# Listing

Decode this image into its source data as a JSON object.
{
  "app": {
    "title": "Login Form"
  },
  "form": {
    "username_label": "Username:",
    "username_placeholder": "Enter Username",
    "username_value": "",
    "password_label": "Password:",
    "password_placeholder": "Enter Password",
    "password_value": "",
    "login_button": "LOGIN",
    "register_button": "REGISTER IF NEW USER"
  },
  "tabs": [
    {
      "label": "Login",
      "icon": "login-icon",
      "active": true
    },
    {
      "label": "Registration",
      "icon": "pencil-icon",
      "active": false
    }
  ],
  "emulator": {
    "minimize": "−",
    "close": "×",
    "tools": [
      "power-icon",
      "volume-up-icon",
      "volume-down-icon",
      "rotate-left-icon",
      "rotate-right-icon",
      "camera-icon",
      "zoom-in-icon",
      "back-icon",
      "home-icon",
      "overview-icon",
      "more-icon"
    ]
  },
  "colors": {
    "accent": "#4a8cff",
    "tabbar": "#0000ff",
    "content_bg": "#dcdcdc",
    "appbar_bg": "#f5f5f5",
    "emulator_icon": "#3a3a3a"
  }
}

# Directions for this task
Go through the data and return every record exactly.

# Correct output
Decode this image into its source data as a JSON object.
{
  "app": {
    "title": "Login Form"
  },
  "form": {
    "username_label": "Username:",
    "username_placeholder": "Enter Username",
    "username_value": "",
    "password_label": "Password:",
    "password_placeholder": "Enter Password",
    "password_value": "",
    "login_button": "LOGIN",
    "register_button": "REGISTER IF NEW USER"
  },
  "tabs": [
    {
      "label": "Login",
      "icon": "login-icon",
      "active": true
    },
    {
      "label": "Registration",
      "icon": "pencil-icon",
      "active": false
    }
  ],
  "emulator": {
    "minimize": "−",
    "close": "×",
    "tools": [
      "power-icon",
      "volume-up-icon",
      "volume-down-icon",
      "rotate-left-icon",
      "rotate-right-icon",
      "camera-icon",
      "zoom-in-icon",
      "back-icon",
      "home-icon",
      "overview-icon",
      "more-icon"
    ]
  },
  "colors": {
    "accent": "#4a8cff",
    "tabbar": "#0000ff",
    "content_bg": "#dcdcdc",
    "appbar_bg": "#f5f5f5",
    "emulator_icon": "#3a3a3a"
  }
}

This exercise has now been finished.